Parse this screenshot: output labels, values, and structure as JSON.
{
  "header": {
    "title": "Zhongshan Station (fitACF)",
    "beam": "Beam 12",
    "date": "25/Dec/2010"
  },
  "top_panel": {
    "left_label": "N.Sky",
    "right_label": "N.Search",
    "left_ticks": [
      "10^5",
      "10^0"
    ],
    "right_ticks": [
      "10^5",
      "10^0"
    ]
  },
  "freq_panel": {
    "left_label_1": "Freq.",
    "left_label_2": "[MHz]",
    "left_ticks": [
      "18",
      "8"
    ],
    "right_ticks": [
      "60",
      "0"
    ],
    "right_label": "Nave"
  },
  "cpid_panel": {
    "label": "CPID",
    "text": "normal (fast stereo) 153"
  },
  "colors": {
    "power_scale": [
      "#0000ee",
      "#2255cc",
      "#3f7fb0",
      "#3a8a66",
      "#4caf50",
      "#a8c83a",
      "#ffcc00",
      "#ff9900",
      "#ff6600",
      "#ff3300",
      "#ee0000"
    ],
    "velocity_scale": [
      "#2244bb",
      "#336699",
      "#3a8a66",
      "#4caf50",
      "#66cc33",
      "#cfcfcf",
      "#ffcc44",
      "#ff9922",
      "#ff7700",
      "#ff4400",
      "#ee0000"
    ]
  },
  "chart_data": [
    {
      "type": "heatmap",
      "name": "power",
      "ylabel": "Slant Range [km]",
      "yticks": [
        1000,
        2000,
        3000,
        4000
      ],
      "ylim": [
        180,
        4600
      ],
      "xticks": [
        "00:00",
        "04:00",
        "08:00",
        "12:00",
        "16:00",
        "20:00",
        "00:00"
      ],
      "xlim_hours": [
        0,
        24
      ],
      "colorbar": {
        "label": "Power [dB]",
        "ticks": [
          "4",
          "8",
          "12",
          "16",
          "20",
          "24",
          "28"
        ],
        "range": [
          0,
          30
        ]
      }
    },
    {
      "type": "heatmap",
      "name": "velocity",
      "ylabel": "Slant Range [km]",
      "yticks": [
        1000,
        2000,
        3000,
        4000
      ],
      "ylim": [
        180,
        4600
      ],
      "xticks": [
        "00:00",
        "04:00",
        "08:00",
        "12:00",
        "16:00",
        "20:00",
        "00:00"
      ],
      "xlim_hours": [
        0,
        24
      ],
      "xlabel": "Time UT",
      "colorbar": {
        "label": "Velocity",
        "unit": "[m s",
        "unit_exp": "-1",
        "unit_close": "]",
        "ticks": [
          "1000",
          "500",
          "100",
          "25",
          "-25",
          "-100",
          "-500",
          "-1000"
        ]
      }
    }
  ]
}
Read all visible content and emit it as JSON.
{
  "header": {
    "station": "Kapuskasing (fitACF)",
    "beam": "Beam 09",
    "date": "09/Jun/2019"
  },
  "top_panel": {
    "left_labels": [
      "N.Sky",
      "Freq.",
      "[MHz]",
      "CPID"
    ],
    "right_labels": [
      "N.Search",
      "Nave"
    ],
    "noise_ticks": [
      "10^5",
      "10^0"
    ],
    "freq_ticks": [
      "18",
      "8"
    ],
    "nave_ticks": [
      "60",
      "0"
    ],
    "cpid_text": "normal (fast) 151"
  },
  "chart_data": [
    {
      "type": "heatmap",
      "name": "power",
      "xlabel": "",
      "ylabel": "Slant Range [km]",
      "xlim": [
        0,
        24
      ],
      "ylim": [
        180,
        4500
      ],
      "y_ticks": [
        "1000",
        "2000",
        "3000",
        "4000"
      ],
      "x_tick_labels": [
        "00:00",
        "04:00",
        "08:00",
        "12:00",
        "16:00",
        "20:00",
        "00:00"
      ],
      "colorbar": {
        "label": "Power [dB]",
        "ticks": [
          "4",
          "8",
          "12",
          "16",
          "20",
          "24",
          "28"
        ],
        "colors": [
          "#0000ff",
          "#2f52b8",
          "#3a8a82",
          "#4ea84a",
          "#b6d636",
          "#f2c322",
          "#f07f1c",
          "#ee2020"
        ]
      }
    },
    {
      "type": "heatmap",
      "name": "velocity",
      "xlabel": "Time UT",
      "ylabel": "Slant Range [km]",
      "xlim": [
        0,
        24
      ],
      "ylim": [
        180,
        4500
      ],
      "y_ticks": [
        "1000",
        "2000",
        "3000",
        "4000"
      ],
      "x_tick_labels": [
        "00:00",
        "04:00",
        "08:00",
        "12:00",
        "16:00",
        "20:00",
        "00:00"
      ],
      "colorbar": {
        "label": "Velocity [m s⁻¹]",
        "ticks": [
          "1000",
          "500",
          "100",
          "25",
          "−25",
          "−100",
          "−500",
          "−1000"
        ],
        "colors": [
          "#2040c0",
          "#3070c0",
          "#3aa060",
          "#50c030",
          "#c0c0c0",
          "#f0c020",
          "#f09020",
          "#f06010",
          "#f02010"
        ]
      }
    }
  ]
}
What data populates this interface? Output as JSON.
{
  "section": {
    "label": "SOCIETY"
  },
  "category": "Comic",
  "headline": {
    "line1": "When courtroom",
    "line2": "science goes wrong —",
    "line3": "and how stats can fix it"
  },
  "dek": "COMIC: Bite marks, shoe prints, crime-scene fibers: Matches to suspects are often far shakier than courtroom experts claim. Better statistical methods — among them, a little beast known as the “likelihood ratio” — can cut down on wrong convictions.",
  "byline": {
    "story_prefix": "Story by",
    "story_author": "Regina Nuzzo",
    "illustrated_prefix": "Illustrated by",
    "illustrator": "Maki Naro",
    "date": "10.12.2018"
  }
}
- - - -
WRITTEN TASK: Set every line of the listing down word for word.

SOLVED PROBLEM:
Parse this screenshot: output labels, values, and structure as JSON.
{
  "header": {
    "title": "Zhongshan Station (fitACF)",
    "beam": "Beam 12",
    "date": "25/Dec/2010"
  },
  "top_panel": {
    "left_label": "N.Sky",
    "right_label": "N.Search",
    "left_ticks": [
      "10^5",
      "10^0"
    ],
    "right_ticks": [
      "10^5",
      "10^0"
    ]
  },
  "freq_panel": {
    "left_label_1": "Freq.",
    "left_label_2": "[MHz]",
    "left_ticks": [
      "18",
      "8"
    ],
    "right_ticks": [
      "60",
      "0"
    ],
    "right_label": "Nave"
  },
  "cpid_panel": {
    "label": "CPID",
    "text": "normal (fast stereo) 153"
  },
  "colors": {
    "power_scale": [
      "#0000ee",
      "#2255cc",
      "#3f7fb0",
      "#3a8a66",
      "#4caf50",
      "#a8c83a",
      "#ffcc00",
      "#ff9900",
      "#ff6600",
      "#ff3300",
      "#ee0000"
    ],
    "velocity_scale": [
      "#2244bb",
      "#336699",
      "#3a8a66",
      "#4caf50",
      "#66cc33",
      "#cfcfcf",
      "#ffcc44",
      "#ff9922",
      "#ff7700",
      "#ff4400",
      "#ee0000"
    ]
  },
  "chart_data": [
    {
      "type": "heatmap",
      "name": "power",
      "ylabel": "Slant Range [km]",
      "yticks": [
        1000,
        2000,
        3000,
        4000
      ],
      "ylim": [
        180,
        4600
      ],
      "xticks": [
        "00:00",
        "04:00",
        "08:00",
        "12:00",
        "16:00",
        "20:00",
        "00:00"
      ],
      "xlim_hours": [
        0,
        24
      ],
      "colorbar": {
        "label": "Power [dB]",
        "ticks": [
          "4",
          "8",
          "12",
          "16",
          "20",
          "24",
          "28"
        ],
        "range": [
          0,
          30
        ]
      }
    },
    {
      "type": "heatmap",
      "name": "velocity",
      "ylabel": "Slant Range [km]",
      "yticks": [
        1000,
        2000,
        3000,
        4000
      ],
      "ylim": [
        180,
        4600
      ],
      "xticks": [
        "00:00",
        "04:00",
        "08:00",
        "12:00",
        "16:00",
        "20:00",
        "00:00"
      ],
      "xlim_hours": [
        0,
        24
      ],
      "xlabel": "Time UT",
      "colorbar": {
        "label": "Velocity",
        "unit": "[m s",
        "unit_exp": "-1",
        "unit_close": "]",
        "ticks": [
          "1000",
          "500",
          "100",
          "25",
          "-25",
          "-100",
          "-500",
          "-1000"
        ]
      }
    }
  ]
}
Read all visible content and emit it as JSON.
{
  "header": {
    "station": "Kapuskasing (fitACF)",
    "beam": "Beam 09",
    "date": "09/Jun/2019"
  },
  "top_panel": {
    "left_labels": [
      "N.Sky",
      "Freq.",
      "[MHz]",
      "CPID"
    ],
    "right_labels": [
      "N.Search",
      "Nave"
    ],
    "noise_ticks": [
      "10^5",
      "10^0"
    ],
    "freq_ticks": [
      "18",
      "8"
    ],
    "nave_ticks": [
      "60",
      "0"
    ],
    "cpid_text": "normal (fast) 151"
  },
  "chart_data": [
    {
      "type": "heatmap",
      "name": "power",
      "xlabel": "",
      "ylabel": "Slant Range [km]",
      "xlim": [
        0,
        24
      ],
      "ylim": [
        180,
        4500
      ],
      "y_ticks": [
        "1000",
        "2000",
        "3000",
        "4000"
      ],
      "x_tick_labels": [
        "00:00",
        "04:00",
        "08:00",
        "12:00",
        "16:00",
        "20:00",
        "00:00"
      ],
      "colorbar": {
        "label": "Power [dB]",
        "ticks": [
          "4",
          "8",
          "12",
          "16",
          "20",
          "24",
          "28"
        ],
        "colors": [
          "#0000ff",
          "#2f52b8",
          "#3a8a82",
          "#4ea84a",
          "#b6d636",
          "#f2c322",
          "#f07f1c",
          "#ee2020"
        ]
      }
    },
    {
      "type": "heatmap",
      "name": "velocity",
      "xlabel": "Time UT",
      "ylabel": "Slant Range [km]",
      "xlim": [
        0,
        24
      ],
      "ylim": [
        180,
        4500
      ],
      "y_ticks": [
        "1000",
        "2000",
        "3000",
        "4000"
      ],
      "x_tick_labels": [
        "00:00",
        "04:00",
        "08:00",
        "12:00",
        "16:00",
        "20:00",
        "00:00"
      ],
      "colorbar": {
        "label": "Velocity [m s⁻¹]",
        "ticks": [
          "1000",
          "500",
          "100",
          "25",
          "−25",
          "−100",
          "−500",
          "−1000"
        ],
        "colors": [
          "#2040c0",
          "#3070c0",
          "#3aa060",
          "#50c030",
          "#c0c0c0",
          "#f0c020",
          "#f09020",
          "#f06010",
          "#f02010"
        ]
      }
    }
  ]
}
What data populates this interface? Output as JSON.
{
  "section": {
    "label": "SOCIETY"
  },
  "category": "Comic",
  "headline": {
    "line1": "When courtroom",
    "line2": "science goes wrong —",
    "line3": "and how stats can fix it"
  },
  "dek": "COMIC: Bite marks, shoe prints, crime-scene fibers: Matches to suspects are often far shakier than courtroom experts claim. Better statistical methods — among them, a little beast known as the “likelihood ratio” — can cut down on wrong convictions.",
  "byline": {
    "story_prefix": "Story by",
    "story_author": "Regina Nuzzo",
    "illustrated_prefix": "Illustrated by",
    "illustrator": "Maki Naro",
    "date": "10.12.2018"
  }
}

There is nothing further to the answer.